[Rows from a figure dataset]
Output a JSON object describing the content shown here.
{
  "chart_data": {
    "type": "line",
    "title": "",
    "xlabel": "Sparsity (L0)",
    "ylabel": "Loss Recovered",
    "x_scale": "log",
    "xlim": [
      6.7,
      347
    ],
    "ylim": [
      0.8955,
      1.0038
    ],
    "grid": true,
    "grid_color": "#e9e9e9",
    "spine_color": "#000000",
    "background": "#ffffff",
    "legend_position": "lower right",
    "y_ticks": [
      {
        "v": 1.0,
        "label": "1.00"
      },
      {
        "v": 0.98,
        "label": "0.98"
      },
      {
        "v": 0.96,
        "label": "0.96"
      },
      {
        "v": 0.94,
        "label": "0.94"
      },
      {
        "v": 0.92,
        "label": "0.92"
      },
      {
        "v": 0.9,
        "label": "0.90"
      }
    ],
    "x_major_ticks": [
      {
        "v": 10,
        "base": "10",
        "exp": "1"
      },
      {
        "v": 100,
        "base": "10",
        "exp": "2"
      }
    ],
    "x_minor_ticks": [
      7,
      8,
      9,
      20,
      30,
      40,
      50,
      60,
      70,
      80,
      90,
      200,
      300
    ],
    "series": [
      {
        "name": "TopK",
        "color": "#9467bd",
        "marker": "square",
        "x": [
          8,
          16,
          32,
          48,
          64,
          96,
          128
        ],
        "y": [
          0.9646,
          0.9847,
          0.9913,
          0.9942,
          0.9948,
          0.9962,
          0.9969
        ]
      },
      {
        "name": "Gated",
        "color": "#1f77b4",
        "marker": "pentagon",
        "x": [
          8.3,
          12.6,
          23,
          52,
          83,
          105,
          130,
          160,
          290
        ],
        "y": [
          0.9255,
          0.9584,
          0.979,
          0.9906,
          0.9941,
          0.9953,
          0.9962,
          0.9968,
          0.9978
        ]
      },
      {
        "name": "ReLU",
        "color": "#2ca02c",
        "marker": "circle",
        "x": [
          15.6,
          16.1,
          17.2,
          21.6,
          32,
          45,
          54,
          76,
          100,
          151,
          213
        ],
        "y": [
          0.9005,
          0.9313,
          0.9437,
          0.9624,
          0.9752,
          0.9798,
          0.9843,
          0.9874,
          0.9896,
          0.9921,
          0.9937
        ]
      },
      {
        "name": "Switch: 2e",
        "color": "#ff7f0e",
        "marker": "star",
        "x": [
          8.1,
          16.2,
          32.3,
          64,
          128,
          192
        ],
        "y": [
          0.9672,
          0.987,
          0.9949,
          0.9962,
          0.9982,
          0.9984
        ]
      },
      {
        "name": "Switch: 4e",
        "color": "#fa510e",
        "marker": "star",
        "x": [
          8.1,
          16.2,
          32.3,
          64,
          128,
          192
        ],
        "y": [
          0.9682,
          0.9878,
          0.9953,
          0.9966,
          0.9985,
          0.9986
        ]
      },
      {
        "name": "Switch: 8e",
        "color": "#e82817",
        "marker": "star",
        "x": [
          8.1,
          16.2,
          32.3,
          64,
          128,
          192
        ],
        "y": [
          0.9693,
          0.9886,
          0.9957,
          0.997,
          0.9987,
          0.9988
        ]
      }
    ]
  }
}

:: Short problem ::
Give the complete listing a second time, exactly as it reads.

:: Task result ::
Output a JSON object describing the content shown here.
{
  "chart_data": {
    "type": "line",
    "title": "",
    "xlabel": "Sparsity (L0)",
    "ylabel": "Loss Recovered",
    "x_scale": "log",
    "xlim": [
      6.7,
      347
    ],
    "ylim": [
      0.8955,
      1.0038
    ],
    "grid": true,
    "grid_color": "#e9e9e9",
    "spine_color": "#000000",
    "background": "#ffffff",
    "legend_position": "lower right",
    "y_ticks": [
      {
        "v": 1.0,
        "label": "1.00"
      },
      {
        "v": 0.98,
        "label": "0.98"
      },
      {
        "v": 0.96,
        "label": "0.96"
      },
      {
        "v": 0.94,
        "label": "0.94"
      },
      {
        "v": 0.92,
        "label": "0.92"
      },
      {
        "v": 0.9,
        "label": "0.90"
      }
    ],
    "x_major_ticks": [
      {
        "v": 10,
        "base": "10",
        "exp": "1"
      },
      {
        "v": 100,
        "base": "10",
        "exp": "2"
      }
    ],
    "x_minor_ticks": [
      7,
      8,
      9,
      20,
      30,
      40,
      50,
      60,
      70,
      80,
      90,
      200,
      300
    ],
    "series": [
      {
        "name": "TopK",
        "color": "#9467bd",
        "marker": "square",
        "x": [
          8,
          16,
          32,
          48,
          64,
          96,
          128
        ],
        "y": [
          0.9646,
          0.9847,
          0.9913,
          0.9942,
          0.9948,
          0.9962,
          0.9969
        ]
      },
      {
        "name": "Gated",
        "color": "#1f77b4",
        "marker": "pentagon",
        "x": [
          8.3,
          12.6,
          23,
          52,
          83,
          105,
          130,
          160,
          290
        ],
        "y": [
          0.9255,
          0.9584,
          0.979,
          0.9906,
          0.9941,
          0.9953,
          0.9962,
          0.9968,
          0.9978
        ]
      },
      {
        "name": "ReLU",
        "color": "#2ca02c",
        "marker": "circle",
        "x": [
          15.6,
          16.1,
          17.2,
          21.6,
          32,
          45,
          54,
          76,
          100,
          151,
          213
        ],
        "y": [
          0.9005,
          0.9313,
          0.9437,
          0.9624,
          0.9752,
          0.9798,
          0.9843,
          0.9874,
          0.9896,
          0.9921,
          0.9937
        ]
      },
      {
        "name": "Switch: 2e",
        "color": "#ff7f0e",
        "marker": "star",
        "x": [
          8.1,
          16.2,
          32.3,
          64,
          128,
          192
        ],
        "y": [
          0.9672,
          0.987,
          0.9949,
          0.9962,
          0.9982,
          0.9984
        ]
      },
      {
        "name": "Switch: 4e",
        "color": "#fa510e",
        "marker": "star",
        "x": [
          8.1,
          16.2,
          32.3,
          64,
          128,
          192
        ],
        "y": [
          0.9682,
          0.9878,
          0.9953,
          0.9966,
          0.9985,
          0.9986
        ]
      },
      {
        "name": "Switch: 8e",
        "color": "#e82817",
        "marker": "star",
        "x": [
          8.1,
          16.2,
          32.3,
          64,
          128,
          192
        ],
        "y": [
          0.9693,
          0.9886,
          0.9957,
          0.997,
          0.9987,
          0.9988
        ]
      }
    ]
  }
}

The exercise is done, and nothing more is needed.